BEGIN Data provided

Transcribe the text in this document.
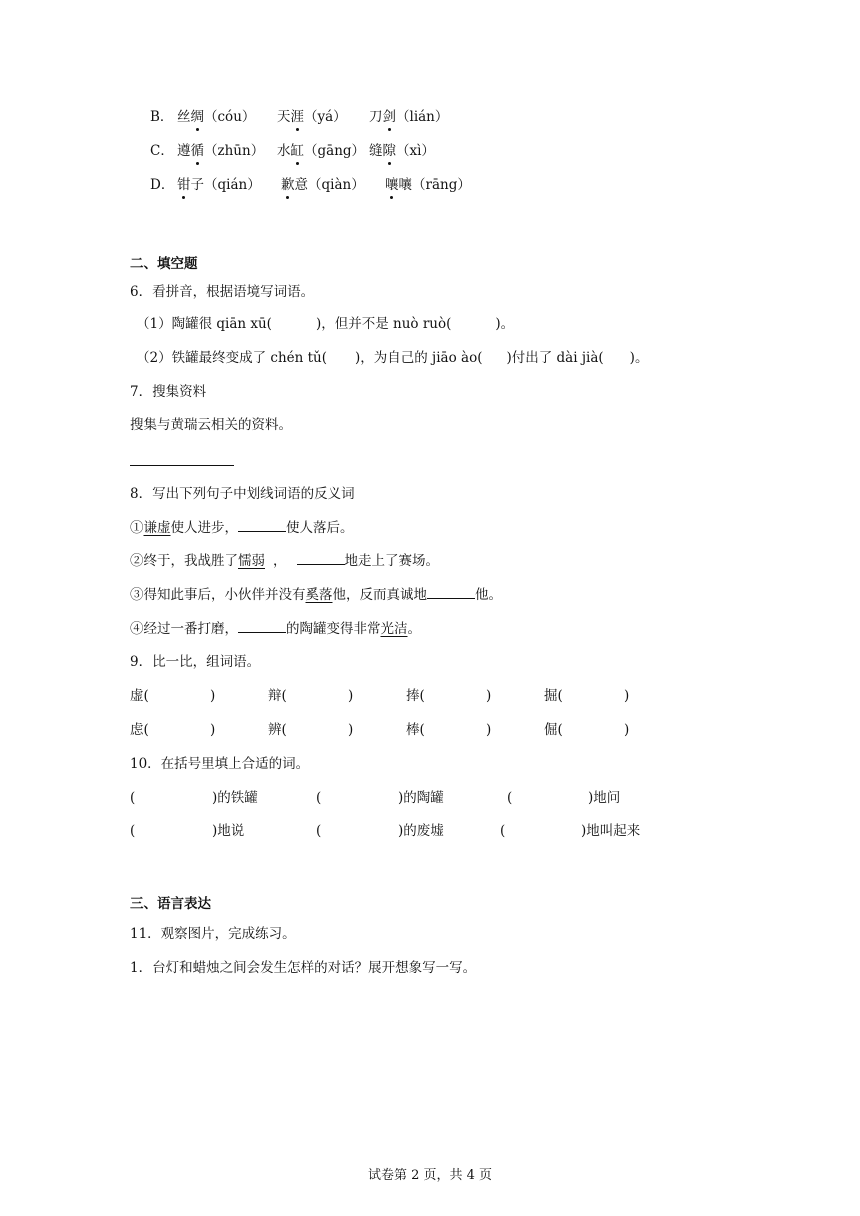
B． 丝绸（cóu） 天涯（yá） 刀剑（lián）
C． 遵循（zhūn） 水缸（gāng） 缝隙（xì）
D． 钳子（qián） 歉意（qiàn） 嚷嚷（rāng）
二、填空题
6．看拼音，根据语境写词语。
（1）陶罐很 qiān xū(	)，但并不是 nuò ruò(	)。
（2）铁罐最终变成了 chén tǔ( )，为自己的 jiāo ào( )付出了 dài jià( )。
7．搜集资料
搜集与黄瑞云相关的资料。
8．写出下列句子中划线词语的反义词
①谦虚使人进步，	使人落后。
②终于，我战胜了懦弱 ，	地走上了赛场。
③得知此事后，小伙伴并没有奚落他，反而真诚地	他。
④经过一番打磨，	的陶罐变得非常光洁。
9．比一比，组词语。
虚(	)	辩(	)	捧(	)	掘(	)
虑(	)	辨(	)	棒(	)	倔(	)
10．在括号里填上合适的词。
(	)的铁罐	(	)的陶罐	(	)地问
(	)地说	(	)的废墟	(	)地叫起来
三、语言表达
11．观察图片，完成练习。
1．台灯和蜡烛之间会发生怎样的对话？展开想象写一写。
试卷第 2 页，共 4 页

END Data provided

» **What is needed**:
Go through the data above and transcribe it in full, omitting any image.

» **Written reply**:
Transcribe the text in this document.
B． 丝绸（cóu） 天涯（yá） 刀剑（lián）
C． 遵循（zhūn） 水缸（gāng） 缝隙（xì）
D． 钳子（qián） 歉意（qiàn） 嚷嚷（rāng）
二、填空题
6．看拼音，根据语境写词语。
（1）陶罐很 qiān xū(	)，但并不是 nuò ruò(	)。
（2）铁罐最终变成了 chén tǔ( )，为自己的 jiāo ào( )付出了 dài jià( )。
7．搜集资料
搜集与黄瑞云相关的资料。
8．写出下列句子中划线词语的反义词
①谦虚使人进步，	使人落后。
②终于，我战胜了懦弱 ，	地走上了赛场。
③得知此事后，小伙伴并没有奚落他，反而真诚地	他。
④经过一番打磨，	的陶罐变得非常光洁。
9．比一比，组词语。
虚(	)	辩(	)	捧(	)	掘(	)
虑(	)	辨(	)	棒(	)	倔(	)
10．在括号里填上合适的词。
(	)的铁罐	(	)的陶罐	(	)地问
(	)地说	(	)的废墟	(	)地叫起来
三、语言表达
11．观察图片，完成练习。
1．台灯和蜡烛之间会发生怎样的对话？展开想象写一写。
试卷第 2 页，共 4 页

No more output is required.